▸ What this task involves
Can you quote the records below in full, word for word?

(Items listed in a dataset)
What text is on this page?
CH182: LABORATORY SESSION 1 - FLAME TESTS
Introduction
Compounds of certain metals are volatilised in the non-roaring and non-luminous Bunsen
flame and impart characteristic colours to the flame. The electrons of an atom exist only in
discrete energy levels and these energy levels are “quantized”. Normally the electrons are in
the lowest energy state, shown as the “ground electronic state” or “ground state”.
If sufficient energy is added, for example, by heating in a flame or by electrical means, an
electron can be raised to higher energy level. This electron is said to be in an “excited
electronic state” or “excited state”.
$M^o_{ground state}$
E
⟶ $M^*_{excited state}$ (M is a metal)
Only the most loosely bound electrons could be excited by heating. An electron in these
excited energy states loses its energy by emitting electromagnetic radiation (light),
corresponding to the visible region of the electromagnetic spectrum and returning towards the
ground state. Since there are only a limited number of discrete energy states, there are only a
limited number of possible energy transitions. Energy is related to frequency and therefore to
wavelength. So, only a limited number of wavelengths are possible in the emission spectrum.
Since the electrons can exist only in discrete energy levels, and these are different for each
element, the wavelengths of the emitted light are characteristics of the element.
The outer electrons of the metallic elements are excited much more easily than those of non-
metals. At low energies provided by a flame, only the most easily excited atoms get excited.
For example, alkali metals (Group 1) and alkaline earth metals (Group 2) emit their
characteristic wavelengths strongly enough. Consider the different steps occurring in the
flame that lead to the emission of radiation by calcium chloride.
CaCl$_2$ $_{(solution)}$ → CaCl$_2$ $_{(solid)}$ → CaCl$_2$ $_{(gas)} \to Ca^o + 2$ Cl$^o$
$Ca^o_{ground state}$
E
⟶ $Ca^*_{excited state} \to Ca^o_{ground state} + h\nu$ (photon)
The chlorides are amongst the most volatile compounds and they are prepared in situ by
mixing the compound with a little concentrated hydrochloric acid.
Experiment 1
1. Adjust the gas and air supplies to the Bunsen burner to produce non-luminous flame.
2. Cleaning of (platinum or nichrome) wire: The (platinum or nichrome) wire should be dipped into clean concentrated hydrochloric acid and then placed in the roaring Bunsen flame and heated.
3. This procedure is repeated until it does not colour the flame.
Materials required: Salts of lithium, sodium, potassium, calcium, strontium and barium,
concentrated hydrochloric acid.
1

▸ Problem solution
What text is on this page?
CH182: LABORATORY SESSION 1 - FLAME TESTS
Introduction
Compounds of certain metals are volatilised in the non-roaring and non-luminous Bunsen
flame and impart characteristic colours to the flame. The electrons of an atom exist only in
discrete energy levels and these energy levels are “quantized”. Normally the electrons are in
the lowest energy state, shown as the “ground electronic state” or “ground state”.
If sufficient energy is added, for example, by heating in a flame or by electrical means, an
electron can be raised to higher energy level. This electron is said to be in an “excited
electronic state” or “excited state”.
$M^o_{ground state}$
E
⟶ $M^*_{excited state}$ (M is a metal)
Only the most loosely bound electrons could be excited by heating. An electron in these
excited energy states loses its energy by emitting electromagnetic radiation (light),
corresponding to the visible region of the electromagnetic spectrum and returning towards the
ground state. Since there are only a limited number of discrete energy states, there are only a
limited number of possible energy transitions. Energy is related to frequency and therefore to
wavelength. So, only a limited number of wavelengths are possible in the emission spectrum.
Since the electrons can exist only in discrete energy levels, and these are different for each
element, the wavelengths of the emitted light are characteristics of the element.
The outer electrons of the metallic elements are excited much more easily than those of non-
metals. At low energies provided by a flame, only the most easily excited atoms get excited.
For example, alkali metals (Group 1) and alkaline earth metals (Group 2) emit their
characteristic wavelengths strongly enough. Consider the different steps occurring in the
flame that lead to the emission of radiation by calcium chloride.
CaCl$_2$ $_{(solution)}$ → CaCl$_2$ $_{(solid)}$ → CaCl$_2$ $_{(gas)} \to Ca^o + 2$ Cl$^o$
$Ca^o_{ground state}$
E
⟶ $Ca^*_{excited state} \to Ca^o_{ground state} + h\nu$ (photon)
The chlorides are amongst the most volatile compounds and they are prepared in situ by
mixing the compound with a little concentrated hydrochloric acid.
Experiment 1
1. Adjust the gas and air supplies to the Bunsen burner to produce non-luminous flame.
2. Cleaning of (platinum or nichrome) wire: The (platinum or nichrome) wire should be dipped into clean concentrated hydrochloric acid and then placed in the roaring Bunsen flame and heated.
3. This procedure is repeated until it does not colour the flame.
Materials required: Salts of lithium, sodium, potassium, calcium, strontium and barium,
concentrated hydrochloric acid.
1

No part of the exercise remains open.